** EXERCISE **
Retype the whole listing, please, keeping every line exact and dropping the pictures.

+++ RECORDS FOR PROCESSING +++

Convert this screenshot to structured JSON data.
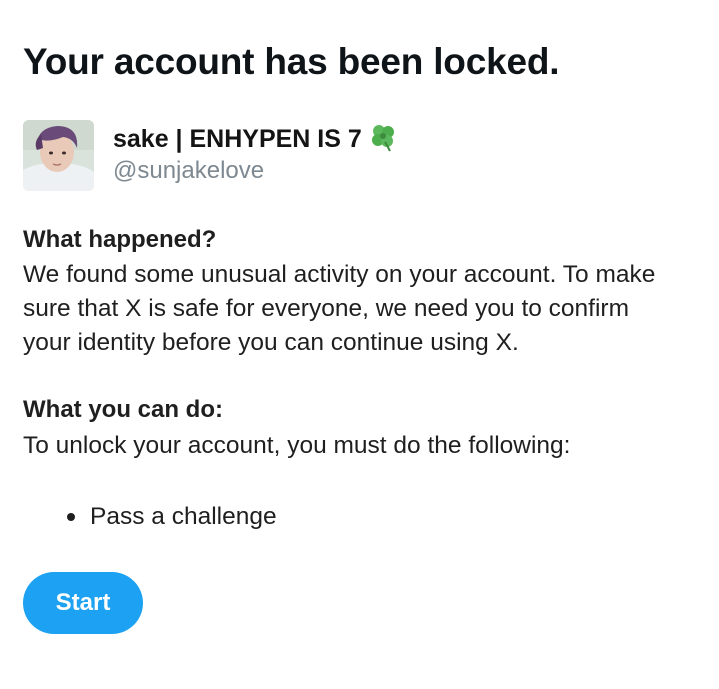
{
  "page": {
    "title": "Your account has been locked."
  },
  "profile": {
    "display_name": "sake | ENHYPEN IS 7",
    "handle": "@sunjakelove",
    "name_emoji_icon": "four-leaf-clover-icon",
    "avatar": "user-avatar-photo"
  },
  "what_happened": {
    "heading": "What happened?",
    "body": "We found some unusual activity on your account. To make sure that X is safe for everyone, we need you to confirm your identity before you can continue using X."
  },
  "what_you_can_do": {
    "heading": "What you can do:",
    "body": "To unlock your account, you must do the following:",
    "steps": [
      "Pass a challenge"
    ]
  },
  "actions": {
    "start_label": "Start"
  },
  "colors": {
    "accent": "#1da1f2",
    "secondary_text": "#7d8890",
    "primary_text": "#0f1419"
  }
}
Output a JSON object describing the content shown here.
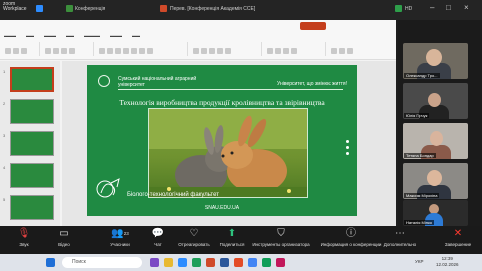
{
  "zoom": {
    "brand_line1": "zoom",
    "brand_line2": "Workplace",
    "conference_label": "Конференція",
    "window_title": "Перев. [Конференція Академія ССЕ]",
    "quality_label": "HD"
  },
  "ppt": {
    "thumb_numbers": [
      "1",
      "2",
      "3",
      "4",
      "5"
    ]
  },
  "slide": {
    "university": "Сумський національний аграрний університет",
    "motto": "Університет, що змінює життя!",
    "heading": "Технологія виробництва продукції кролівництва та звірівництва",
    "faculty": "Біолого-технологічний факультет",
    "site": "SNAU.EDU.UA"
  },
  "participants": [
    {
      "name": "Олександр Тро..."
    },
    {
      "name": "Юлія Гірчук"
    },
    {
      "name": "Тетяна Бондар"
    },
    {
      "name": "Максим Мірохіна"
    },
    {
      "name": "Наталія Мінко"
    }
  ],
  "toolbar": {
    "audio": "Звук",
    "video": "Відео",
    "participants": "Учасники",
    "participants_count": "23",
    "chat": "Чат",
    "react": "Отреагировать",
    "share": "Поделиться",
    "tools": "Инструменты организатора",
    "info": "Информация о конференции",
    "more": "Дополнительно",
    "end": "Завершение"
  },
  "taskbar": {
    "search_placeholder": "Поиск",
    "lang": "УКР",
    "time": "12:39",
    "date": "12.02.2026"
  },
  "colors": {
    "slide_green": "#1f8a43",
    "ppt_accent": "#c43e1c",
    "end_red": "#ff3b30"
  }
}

+++

** TASK SOLUTION **
Convert this screenshot to structured JSON data.
{
  "page": {
    "title": "Your account has been locked."
  },
  "profile": {
    "display_name": "sake | ENHYPEN IS 7",
    "handle": "@sunjakelove",
    "name_emoji_icon": "four-leaf-clover-icon",
    "avatar": "user-avatar-photo"
  },
  "what_happened": {
    "heading": "What happened?",
    "body": "We found some unusual activity on your account. To make sure that X is safe for everyone, we need you to confirm your identity before you can continue using X."
  },
  "what_you_can_do": {
    "heading": "What you can do:",
    "body": "To unlock your account, you must do the following:",
    "steps": [
      "Pass a challenge"
    ]
  },
  "actions": {
    "start_label": "Start"
  },
  "colors": {
    "accent": "#1da1f2",
    "secondary_text": "#7d8890",
    "primary_text": "#0f1419"
  }
}
Output a JSON object describing the content shown here.
{
  "zoom": {
    "brand_line1": "zoom",
    "brand_line2": "Workplace",
    "conference_label": "Конференція",
    "window_title": "Перев. [Конференція Академія ССЕ]",
    "quality_label": "HD"
  },
  "ppt": {
    "thumb_numbers": [
      "1",
      "2",
      "3",
      "4",
      "5"
    ]
  },
  "slide": {
    "university": "Сумський національний аграрний університет",
    "motto": "Університет, що змінює життя!",
    "heading": "Технологія виробництва продукції кролівництва та звірівництва",
    "faculty": "Біолого-технологічний факультет",
    "site": "SNAU.EDU.UA"
  },
  "participants": [
    {
      "name": "Олександр Тро..."
    },
    {
      "name": "Юлія Гірчук"
    },
    {
      "name": "Тетяна Бондар"
    },
    {
      "name": "Максим Мірохіна"
    },
    {
      "name": "Наталія Мінко"
    }
  ],
  "toolbar": {
    "audio": "Звук",
    "video": "Відео",
    "participants": "Учасники",
    "participants_count": "23",
    "chat": "Чат",
    "react": "Отреагировать",
    "share": "Поделиться",
    "tools": "Инструменты организатора",
    "info": "Информация о конференции",
    "more": "Дополнительно",
    "end": "Завершение"
  },
  "taskbar": {
    "search_placeholder": "Поиск",
    "lang": "УКР",
    "time": "12:39",
    "date": "12.02.2026"
  },
  "colors": {
    "slide_green": "#1f8a43",
    "ppt_accent": "#c43e1c",
    "end_red": "#ff3b30"
  }
}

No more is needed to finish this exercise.